* _TEXTO DE ORIGEN_

####################

En cuanto al frente interior, la proclamación de la monarquía, con ser bien recibida por muchos, no había ni mucho menos extirpado el sentimiento republicano español. Durante el sexenio revolucionario, este sentimiento se había desarrollado y plasmado no solo en la república unitaria vigente como forma de gobierno constitucional durante el año 1873, sino también en los experimentos federales y cantonales, que aun frustrados, subversivos y en buena medida de infausta memoria, por los atropellos cometidos por los elementos más fanatizados, no dejaron de suponer para muchos españoles la encarnación romántica de una legítima y siempre burlada aspiración de justicia social. Aspiración esta cuya pertinencia se vería reforzada por el incipiente desarrollo económico y la industrialización del país, gestionada con mano de hierro por los poderosos y en perjuicio notorio y con frecuencia abusivo de las clases populares, que alimentaron con su sudor el enriquecimiento de una minoría poco dispuesta a compartir los réditos del progreso. Entre los republicanos desairados, y el movimiento obrero que inexorablemente se extendía por el país, el régimen canovista encaraba un desafío digno de tenerse en cuenta. Pero, confiado en su fuerza, resolvió afrontarlo de una manera arrogante e intransigente, lo que no hizo sino agravar la brecha social española y preparar un siglo XX lleno de infortunios para la nación. Y su instrumento preferido fue la Guardia Civil, que no se sustraería a los desperfectos que esa estrategia de dura represión traía aparejados.

####################

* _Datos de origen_

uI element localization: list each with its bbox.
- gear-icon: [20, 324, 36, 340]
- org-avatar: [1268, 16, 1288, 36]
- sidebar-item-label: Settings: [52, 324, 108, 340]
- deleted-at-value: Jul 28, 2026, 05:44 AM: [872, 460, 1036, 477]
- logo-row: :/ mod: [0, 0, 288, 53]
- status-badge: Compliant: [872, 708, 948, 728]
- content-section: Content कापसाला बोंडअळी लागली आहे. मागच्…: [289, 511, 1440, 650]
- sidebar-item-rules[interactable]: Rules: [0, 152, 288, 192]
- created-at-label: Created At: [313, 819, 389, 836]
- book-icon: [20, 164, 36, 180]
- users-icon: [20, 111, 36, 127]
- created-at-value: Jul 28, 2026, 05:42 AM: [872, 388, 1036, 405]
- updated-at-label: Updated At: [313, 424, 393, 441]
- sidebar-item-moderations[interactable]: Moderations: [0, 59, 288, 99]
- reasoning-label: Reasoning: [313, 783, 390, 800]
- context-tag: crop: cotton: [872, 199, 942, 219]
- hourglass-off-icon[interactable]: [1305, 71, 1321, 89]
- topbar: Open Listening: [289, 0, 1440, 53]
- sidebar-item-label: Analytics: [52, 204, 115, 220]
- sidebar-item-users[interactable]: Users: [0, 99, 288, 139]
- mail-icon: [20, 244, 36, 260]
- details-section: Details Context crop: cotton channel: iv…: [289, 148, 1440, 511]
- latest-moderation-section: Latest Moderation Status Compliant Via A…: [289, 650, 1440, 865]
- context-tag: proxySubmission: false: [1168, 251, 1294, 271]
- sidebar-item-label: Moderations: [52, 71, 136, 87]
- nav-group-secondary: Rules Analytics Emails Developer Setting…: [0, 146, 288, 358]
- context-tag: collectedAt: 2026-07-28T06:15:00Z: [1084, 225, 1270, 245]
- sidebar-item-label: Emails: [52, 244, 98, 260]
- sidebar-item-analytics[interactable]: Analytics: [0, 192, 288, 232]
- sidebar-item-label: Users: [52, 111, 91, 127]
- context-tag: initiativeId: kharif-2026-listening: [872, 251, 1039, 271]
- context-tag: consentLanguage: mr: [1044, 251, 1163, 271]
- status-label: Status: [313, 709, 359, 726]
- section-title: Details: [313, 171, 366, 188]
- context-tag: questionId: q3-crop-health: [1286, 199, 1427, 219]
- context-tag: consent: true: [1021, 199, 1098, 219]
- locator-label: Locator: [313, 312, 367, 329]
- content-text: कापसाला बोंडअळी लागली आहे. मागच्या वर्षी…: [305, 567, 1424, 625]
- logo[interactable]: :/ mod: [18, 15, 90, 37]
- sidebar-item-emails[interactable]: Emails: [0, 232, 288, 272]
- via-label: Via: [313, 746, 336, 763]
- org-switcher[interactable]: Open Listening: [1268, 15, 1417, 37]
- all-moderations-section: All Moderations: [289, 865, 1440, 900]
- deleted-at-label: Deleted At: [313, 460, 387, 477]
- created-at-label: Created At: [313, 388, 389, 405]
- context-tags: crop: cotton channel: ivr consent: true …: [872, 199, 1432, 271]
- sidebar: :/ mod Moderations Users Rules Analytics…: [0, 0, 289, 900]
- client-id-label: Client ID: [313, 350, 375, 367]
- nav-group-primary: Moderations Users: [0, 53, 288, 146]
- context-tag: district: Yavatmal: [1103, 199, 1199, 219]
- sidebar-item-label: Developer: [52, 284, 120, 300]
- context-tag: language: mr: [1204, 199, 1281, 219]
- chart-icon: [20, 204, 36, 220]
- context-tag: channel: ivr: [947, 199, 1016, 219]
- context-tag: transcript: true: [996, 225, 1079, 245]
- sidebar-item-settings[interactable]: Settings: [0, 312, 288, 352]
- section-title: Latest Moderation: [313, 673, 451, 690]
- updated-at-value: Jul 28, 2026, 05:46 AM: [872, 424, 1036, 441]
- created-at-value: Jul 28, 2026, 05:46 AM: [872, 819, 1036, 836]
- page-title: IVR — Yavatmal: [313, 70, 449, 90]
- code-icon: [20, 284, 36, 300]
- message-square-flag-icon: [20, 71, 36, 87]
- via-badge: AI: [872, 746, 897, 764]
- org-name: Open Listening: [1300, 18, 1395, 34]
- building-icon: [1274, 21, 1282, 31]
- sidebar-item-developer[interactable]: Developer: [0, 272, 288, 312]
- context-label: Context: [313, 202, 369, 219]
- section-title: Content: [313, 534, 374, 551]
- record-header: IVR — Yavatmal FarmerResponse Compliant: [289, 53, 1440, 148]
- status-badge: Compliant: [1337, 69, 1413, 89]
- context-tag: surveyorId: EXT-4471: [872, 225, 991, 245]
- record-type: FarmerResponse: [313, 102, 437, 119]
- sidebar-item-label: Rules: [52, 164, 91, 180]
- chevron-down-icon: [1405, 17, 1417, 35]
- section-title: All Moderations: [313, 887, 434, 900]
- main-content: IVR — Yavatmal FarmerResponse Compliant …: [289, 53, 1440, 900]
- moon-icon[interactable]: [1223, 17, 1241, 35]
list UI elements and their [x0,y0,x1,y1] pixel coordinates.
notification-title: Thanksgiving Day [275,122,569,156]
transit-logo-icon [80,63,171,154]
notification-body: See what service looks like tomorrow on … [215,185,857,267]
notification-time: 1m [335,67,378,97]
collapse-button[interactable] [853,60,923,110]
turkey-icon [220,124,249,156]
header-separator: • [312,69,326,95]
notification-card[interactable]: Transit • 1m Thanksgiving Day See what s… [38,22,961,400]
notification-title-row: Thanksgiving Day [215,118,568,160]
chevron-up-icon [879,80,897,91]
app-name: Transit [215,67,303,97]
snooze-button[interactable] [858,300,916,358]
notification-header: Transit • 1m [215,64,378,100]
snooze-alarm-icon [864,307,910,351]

####################

* _ENUNCIADO 1_
Según el texto sobre el régimen canovista, ¿qué instrumento prefirió ese régimen para afrontar el desafío de los republicanos y del movimiento obrero?
* _ENUNCIADO 2_
Por favor, prosigue el texto sobre el régimen canovista y la Guardia Civil a partir de su última oración.

* _RESULTADO DEL EJERCICIO 1_
La Guardia Civil.

* _RESULTADO DEL EJERCICIO 2_
Los residuos del republicanismo derrotado logró el régimen extinguirlos con relativa rapidez. Ya el 4 de febrero de 1875 Cánovas expulsa del país a Ruiz Zorrilla, el dirigente republicano más destacado. Desde el exilio este alienta la sublevación, que se materializa en el alzamiento del comandante Villarino en Navalmoral de la Mata, el 2 de agosto de 1878, al grito de «¡Viva la República y abajo los consumos!». La intentona, más bien folclórica, es prontamente sofocada por los guardias civiles, pero Ruiz Zorrilla no descansa y logra adherir a su causa a un cierto número de jefes militares, lo que lleva a la proclamación de la República en Badajoz el 5 de agosto de 1883 por el teniente coronel de caballería Serafín Asensio Vega. Le siguen Santo Domingo de la Calzada y la Seu d'Urgell, pero la enérgica reacción gubernamental desactiva pronto la sublevación y sus cabecillas huyen a Portugal y Francia. Tras la intentona, se restablecieron las garantías constitucionales, que habían quedado suspendidas, pero se dictaron nada menos que 173 condenas de muerte. El episodio le costó temporalmente el poder a Cánovas, sustituido por Posada Herrera (con Sagasta en la presidencia del Congreso), pero en enero de 1884 el rey repuso al conservador al frente del gabinete, desde donde vivirá una última intentona desesperada, la del capitán de Carabineros Higinio Mangado, en abril de ese mismo año. Mangado, a quien seguían carabineros que con él habían pasado a Francia, fue frenado en seco por sus propios compañeros de cuerpo en el puesto de Valcarlos, por donde pretendía entrar en el país. En la refriega cayeron Mangado y siete de sus hombres, y el resto sufrió los rigores de la justicia gubernamental.